GIVEN EXERCISE> The entries below need to be written out exactly, with no pictures included.
++++ RECORDS PROVIDED
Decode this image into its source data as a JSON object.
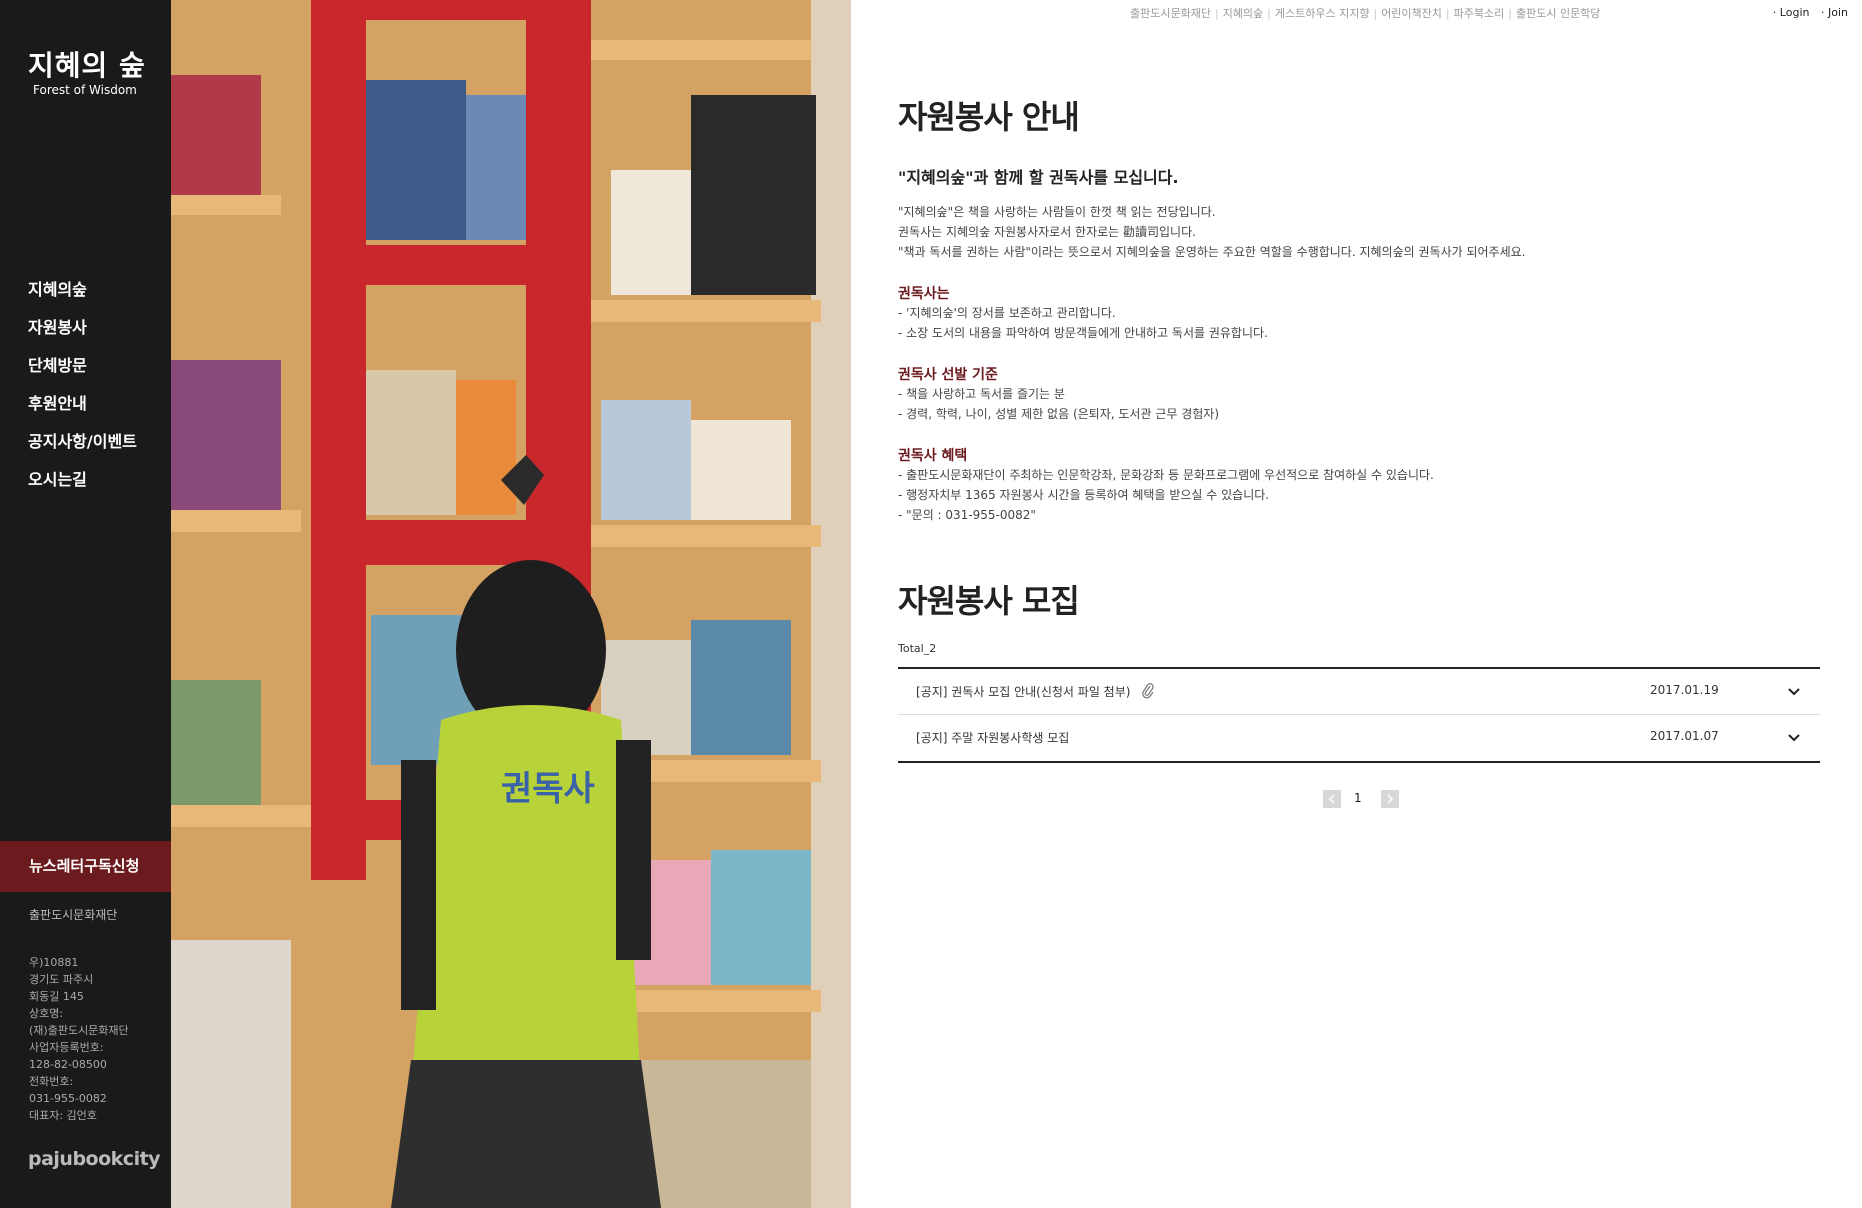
{
  "sidebar": {
    "logo_ko": "지혜의 숲",
    "logo_en": "Forest of Wisdom",
    "nav": [
      "지혜의숲",
      "자원봉사",
      "단체방문",
      "후원안내",
      "공지사항/이벤트",
      "오시는길"
    ],
    "newsletter_label": "뉴스레터구독신청",
    "foundation_label": "출판도시문화재단",
    "address_lines": [
      "우)10881",
      "경기도 파주시",
      "회동길 145",
      "상호명:",
      "(재)출판도시문화재단",
      "사업자등록번호:",
      "128-82-08500",
      "전화번호:",
      "031-955-0082",
      "대표자: 김언호"
    ],
    "brand": "pajubookcity"
  },
  "top_links": [
    "출판도시문화재단",
    "지혜의숲",
    "게스트하우스 지지향",
    "어린이책잔치",
    "파주북소리",
    "출판도시 인문학당"
  ],
  "auth": {
    "login": "Login",
    "join": "Join"
  },
  "content": {
    "title": "자원봉사 안내",
    "lead": "\"지혜의숲\"과 함께 할 권독사를 모십니다.",
    "intro": [
      "\"지혜의숲\"은 책을 사랑하는 사람들이 한껏 책 읽는 전당입니다.",
      "권독사는 지혜의숲 자원봉사자로서 한자로는 勸讀司입니다.",
      "\"책과 독서를 권하는 사람\"이라는 뜻으로서 지혜의숲을 운영하는 주요한 역할을 수행합니다. 지혜의숲의 권독사가 되어주세요."
    ],
    "sections": [
      {
        "heading": "권독사는",
        "lines": [
          "- '지혜의숲'의 장서를 보존하고 관리합니다.",
          "- 소장 도서의 내용을 파악하여 방문객들에게 안내하고 독서를 권유합니다."
        ]
      },
      {
        "heading": "권독사 선발 기준",
        "lines": [
          "- 책을 사랑하고 독서를 즐기는 분",
          "- 경력, 학력, 나이, 성별 제한 없음 (은퇴자, 도서관 근무 경험자)"
        ]
      },
      {
        "heading": "권독사 혜택",
        "lines": [
          "- 출판도시문화재단이 주최하는 인문학강좌, 문화강좌 등 문화프로그램에 우선적으로 참여하실 수 있습니다.",
          "- 행정자치부 1365 자원봉사 시간을 등록하여 혜택을 받으실 수 있습니다.",
          "- \"문의 : 031-955-0082\""
        ]
      }
    ],
    "recruit_title": "자원봉사 모집",
    "total": "Total_2",
    "posts": [
      {
        "title": "[공지] 권독사 모집 안내(신청서 파일 첨부)",
        "date": "2017.01.19",
        "attachment": true
      },
      {
        "title": "[공지] 주말 자원봉사학생 모집",
        "date": "2017.01.07",
        "attachment": false
      }
    ],
    "page": "1"
  },
  "colors": {
    "sidebar_bg": "#1a1a1a",
    "accent": "#6b1a1d",
    "shelf_wood": "#d6a464",
    "shelf_red": "#c8282c"
  },
  "icons": {
    "prev": "chevron-left-icon",
    "next": "chevron-right-icon",
    "toggle": "chevron-down-icon",
    "attachment": "paperclip-icon"
  }
}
++++++++
EXPECTED ANSWER>
Decode this image into its source data as a JSON object.
{
  "sidebar": {
    "logo_ko": "지혜의 숲",
    "logo_en": "Forest of Wisdom",
    "nav": [
      "지혜의숲",
      "자원봉사",
      "단체방문",
      "후원안내",
      "공지사항/이벤트",
      "오시는길"
    ],
    "newsletter_label": "뉴스레터구독신청",
    "foundation_label": "출판도시문화재단",
    "address_lines": [
      "우)10881",
      "경기도 파주시",
      "회동길 145",
      "상호명:",
      "(재)출판도시문화재단",
      "사업자등록번호:",
      "128-82-08500",
      "전화번호:",
      "031-955-0082",
      "대표자: 김언호"
    ],
    "brand": "pajubookcity"
  },
  "top_links": [
    "출판도시문화재단",
    "지혜의숲",
    "게스트하우스 지지향",
    "어린이책잔치",
    "파주북소리",
    "출판도시 인문학당"
  ],
  "auth": {
    "login": "Login",
    "join": "Join"
  },
  "content": {
    "title": "자원봉사 안내",
    "lead": "\"지혜의숲\"과 함께 할 권독사를 모십니다.",
    "intro": [
      "\"지혜의숲\"은 책을 사랑하는 사람들이 한껏 책 읽는 전당입니다.",
      "권독사는 지혜의숲 자원봉사자로서 한자로는 勸讀司입니다.",
      "\"책과 독서를 권하는 사람\"이라는 뜻으로서 지혜의숲을 운영하는 주요한 역할을 수행합니다. 지혜의숲의 권독사가 되어주세요."
    ],
    "sections": [
      {
        "heading": "권독사는",
        "lines": [
          "- '지혜의숲'의 장서를 보존하고 관리합니다.",
          "- 소장 도서의 내용을 파악하여 방문객들에게 안내하고 독서를 권유합니다."
        ]
      },
      {
        "heading": "권독사 선발 기준",
        "lines": [
          "- 책을 사랑하고 독서를 즐기는 분",
          "- 경력, 학력, 나이, 성별 제한 없음 (은퇴자, 도서관 근무 경험자)"
        ]
      },
      {
        "heading": "권독사 혜택",
        "lines": [
          "- 출판도시문화재단이 주최하는 인문학강좌, 문화강좌 등 문화프로그램에 우선적으로 참여하실 수 있습니다.",
          "- 행정자치부 1365 자원봉사 시간을 등록하여 혜택을 받으실 수 있습니다.",
          "- \"문의 : 031-955-0082\""
        ]
      }
    ],
    "recruit_title": "자원봉사 모집",
    "total": "Total_2",
    "posts": [
      {
        "title": "[공지] 권독사 모집 안내(신청서 파일 첨부)",
        "date": "2017.01.19",
        "attachment": true
      },
      {
        "title": "[공지] 주말 자원봉사학생 모집",
        "date": "2017.01.07",
        "attachment": false
      }
    ],
    "page": "1"
  },
  "colors": {
    "sidebar_bg": "#1a1a1a",
    "accent": "#6b1a1d",
    "shelf_wood": "#d6a464",
    "shelf_red": "#c8282c"
  },
  "icons": {
    "prev": "chevron-left-icon",
    "next": "chevron-right-icon",
    "toggle": "chevron-down-icon",
    "attachment": "paperclip-icon"
  }
}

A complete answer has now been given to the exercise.